> What the task asks
Pick out every line that holds the string "solicitó" and copy it.
── Input rows ──
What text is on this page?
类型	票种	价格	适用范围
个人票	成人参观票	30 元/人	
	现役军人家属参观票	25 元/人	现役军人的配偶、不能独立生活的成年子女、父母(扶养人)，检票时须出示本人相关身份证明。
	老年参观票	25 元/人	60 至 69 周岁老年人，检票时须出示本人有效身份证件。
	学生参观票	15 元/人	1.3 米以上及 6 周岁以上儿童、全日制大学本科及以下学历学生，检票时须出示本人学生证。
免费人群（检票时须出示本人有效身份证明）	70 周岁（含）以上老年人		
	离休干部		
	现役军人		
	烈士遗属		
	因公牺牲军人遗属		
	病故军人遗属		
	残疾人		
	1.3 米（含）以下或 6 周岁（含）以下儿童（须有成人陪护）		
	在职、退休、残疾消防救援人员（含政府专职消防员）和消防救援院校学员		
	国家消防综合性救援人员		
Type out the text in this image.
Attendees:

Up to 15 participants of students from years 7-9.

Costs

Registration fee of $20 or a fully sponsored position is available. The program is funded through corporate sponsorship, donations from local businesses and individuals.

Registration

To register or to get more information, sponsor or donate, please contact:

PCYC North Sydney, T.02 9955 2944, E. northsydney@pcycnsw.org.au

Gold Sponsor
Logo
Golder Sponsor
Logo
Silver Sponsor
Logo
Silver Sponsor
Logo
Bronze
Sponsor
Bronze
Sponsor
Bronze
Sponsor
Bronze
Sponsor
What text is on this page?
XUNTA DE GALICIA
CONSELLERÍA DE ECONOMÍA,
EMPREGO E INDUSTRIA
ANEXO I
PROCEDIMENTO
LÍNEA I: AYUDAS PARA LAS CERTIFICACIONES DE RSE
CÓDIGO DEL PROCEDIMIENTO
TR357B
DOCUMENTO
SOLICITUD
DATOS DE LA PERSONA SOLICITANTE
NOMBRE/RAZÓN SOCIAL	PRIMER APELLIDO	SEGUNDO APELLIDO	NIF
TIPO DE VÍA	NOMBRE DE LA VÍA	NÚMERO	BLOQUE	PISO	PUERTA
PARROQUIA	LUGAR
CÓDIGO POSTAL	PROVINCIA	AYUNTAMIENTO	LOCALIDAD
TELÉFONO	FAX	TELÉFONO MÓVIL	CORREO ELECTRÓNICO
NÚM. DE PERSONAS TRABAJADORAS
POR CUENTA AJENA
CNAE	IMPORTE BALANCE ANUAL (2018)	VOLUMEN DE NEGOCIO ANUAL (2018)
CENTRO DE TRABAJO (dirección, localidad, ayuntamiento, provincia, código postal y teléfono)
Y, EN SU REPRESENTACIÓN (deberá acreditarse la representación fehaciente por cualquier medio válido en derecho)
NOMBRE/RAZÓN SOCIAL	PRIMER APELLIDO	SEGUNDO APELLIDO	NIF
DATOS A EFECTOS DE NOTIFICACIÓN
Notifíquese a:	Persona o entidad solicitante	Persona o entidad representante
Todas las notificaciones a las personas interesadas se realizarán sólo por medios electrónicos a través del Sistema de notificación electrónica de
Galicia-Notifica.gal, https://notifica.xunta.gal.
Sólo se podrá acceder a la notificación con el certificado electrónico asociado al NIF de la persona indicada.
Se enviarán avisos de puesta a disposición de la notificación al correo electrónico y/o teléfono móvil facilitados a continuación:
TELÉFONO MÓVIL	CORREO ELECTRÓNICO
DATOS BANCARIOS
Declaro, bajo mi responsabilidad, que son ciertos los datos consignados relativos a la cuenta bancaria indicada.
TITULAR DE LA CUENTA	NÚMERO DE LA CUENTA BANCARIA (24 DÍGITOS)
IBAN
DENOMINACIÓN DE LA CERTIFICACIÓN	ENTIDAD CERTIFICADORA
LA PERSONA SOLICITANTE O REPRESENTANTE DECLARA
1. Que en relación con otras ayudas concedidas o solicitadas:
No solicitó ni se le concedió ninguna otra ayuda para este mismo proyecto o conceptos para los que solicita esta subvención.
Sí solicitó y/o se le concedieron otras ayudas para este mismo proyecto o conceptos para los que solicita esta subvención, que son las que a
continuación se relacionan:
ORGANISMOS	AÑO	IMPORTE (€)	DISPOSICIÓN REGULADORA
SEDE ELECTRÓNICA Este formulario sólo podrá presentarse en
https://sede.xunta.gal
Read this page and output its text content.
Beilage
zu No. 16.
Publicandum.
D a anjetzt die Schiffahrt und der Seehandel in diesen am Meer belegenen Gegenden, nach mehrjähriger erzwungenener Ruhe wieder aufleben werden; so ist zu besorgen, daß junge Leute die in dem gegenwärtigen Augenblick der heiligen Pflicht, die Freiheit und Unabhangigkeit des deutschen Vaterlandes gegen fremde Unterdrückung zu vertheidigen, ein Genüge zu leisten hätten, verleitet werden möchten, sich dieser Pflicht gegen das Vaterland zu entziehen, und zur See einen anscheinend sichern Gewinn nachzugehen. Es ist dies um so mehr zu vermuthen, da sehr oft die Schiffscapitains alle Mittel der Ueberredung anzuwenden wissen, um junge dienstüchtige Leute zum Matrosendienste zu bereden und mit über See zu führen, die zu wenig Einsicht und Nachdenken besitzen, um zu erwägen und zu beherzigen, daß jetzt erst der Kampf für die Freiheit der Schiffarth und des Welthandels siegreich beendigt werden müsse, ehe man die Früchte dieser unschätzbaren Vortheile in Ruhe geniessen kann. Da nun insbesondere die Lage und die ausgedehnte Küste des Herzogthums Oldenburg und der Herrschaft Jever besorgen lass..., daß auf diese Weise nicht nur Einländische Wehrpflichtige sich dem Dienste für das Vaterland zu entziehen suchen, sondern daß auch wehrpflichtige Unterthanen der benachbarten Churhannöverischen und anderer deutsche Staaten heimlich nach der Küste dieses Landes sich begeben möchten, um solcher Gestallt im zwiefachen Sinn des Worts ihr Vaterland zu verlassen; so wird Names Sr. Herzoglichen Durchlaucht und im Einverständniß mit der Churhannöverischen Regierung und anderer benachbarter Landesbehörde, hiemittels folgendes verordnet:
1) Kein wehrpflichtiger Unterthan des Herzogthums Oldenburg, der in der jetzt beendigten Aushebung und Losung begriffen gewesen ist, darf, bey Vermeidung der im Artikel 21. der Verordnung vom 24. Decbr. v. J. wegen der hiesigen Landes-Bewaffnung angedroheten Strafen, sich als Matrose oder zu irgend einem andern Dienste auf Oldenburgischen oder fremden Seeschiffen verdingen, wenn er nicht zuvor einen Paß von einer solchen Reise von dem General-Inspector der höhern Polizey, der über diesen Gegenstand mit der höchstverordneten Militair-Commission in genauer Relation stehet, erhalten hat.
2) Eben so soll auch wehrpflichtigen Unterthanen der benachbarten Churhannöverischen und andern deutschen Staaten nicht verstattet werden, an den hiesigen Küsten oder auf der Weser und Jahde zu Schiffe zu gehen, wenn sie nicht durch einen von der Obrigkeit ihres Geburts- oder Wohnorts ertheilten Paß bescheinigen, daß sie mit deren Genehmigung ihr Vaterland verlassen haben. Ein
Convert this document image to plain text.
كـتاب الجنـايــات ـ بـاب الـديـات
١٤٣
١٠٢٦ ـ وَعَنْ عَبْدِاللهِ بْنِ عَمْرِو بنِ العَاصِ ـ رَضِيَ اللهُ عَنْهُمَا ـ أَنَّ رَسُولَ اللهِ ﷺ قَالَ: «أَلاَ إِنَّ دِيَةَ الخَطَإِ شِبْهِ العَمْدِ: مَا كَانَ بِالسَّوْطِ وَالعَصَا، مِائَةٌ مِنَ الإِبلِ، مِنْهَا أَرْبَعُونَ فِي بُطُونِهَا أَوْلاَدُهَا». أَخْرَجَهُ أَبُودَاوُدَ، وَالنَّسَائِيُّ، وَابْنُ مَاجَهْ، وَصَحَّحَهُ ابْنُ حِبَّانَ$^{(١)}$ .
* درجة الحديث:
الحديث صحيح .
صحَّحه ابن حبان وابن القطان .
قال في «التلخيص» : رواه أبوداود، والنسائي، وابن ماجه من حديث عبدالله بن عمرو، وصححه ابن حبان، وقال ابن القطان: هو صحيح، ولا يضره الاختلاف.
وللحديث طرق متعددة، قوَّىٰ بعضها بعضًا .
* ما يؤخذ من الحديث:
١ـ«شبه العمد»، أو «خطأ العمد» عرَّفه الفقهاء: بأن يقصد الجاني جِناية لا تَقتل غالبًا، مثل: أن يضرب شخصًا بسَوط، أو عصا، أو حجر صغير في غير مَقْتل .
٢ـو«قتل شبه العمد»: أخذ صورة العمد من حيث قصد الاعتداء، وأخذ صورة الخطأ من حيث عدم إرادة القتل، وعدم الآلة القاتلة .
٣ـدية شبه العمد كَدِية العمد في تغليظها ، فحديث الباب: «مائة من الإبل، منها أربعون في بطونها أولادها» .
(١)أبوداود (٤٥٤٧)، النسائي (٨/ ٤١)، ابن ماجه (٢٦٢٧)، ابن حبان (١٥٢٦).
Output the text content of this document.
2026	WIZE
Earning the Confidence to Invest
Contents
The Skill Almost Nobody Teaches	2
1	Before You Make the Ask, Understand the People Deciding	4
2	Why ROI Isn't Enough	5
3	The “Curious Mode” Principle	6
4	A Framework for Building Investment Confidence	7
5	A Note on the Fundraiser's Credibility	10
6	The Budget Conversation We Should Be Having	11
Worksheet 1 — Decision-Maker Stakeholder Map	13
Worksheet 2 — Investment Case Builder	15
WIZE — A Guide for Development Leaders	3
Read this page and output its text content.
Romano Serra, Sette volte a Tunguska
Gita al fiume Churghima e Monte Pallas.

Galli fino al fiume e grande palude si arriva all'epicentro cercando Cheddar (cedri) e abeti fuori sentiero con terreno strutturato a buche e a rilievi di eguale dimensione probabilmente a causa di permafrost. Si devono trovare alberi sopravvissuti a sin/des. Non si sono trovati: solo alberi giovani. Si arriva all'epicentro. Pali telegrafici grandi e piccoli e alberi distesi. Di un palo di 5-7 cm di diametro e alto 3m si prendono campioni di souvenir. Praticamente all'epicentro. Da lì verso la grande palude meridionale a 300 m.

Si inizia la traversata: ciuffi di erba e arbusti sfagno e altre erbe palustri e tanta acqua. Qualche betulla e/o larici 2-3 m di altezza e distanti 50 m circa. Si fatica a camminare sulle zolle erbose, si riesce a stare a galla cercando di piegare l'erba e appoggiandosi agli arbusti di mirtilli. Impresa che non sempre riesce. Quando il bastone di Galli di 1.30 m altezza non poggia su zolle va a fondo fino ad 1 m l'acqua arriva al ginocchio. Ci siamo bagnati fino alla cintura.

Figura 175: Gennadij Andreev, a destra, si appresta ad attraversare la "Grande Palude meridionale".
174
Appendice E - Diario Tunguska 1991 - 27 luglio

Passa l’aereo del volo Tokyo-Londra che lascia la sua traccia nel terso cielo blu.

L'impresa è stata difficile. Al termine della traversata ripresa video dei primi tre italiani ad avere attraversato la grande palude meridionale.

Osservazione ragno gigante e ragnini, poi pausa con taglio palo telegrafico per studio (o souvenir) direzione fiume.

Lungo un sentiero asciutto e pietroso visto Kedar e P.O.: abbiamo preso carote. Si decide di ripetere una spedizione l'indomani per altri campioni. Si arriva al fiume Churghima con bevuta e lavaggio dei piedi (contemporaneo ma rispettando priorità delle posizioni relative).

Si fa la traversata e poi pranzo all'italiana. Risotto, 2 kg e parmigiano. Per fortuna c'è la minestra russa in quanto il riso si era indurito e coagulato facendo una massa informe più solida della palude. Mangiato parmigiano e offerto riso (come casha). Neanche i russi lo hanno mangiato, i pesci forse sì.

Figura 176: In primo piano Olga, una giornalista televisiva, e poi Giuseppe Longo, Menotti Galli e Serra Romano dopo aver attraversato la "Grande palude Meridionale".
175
───
> Result of this exercise
No solicitó ni se le concedió ninguna otra ayuda para este mismo proyecto o conceptos para los que solicita esta subvención.
Sí solicitó y/o se le concedieron otras ayudas para este mismo proyecto o conceptos para los que solicita esta subvención, que son las que a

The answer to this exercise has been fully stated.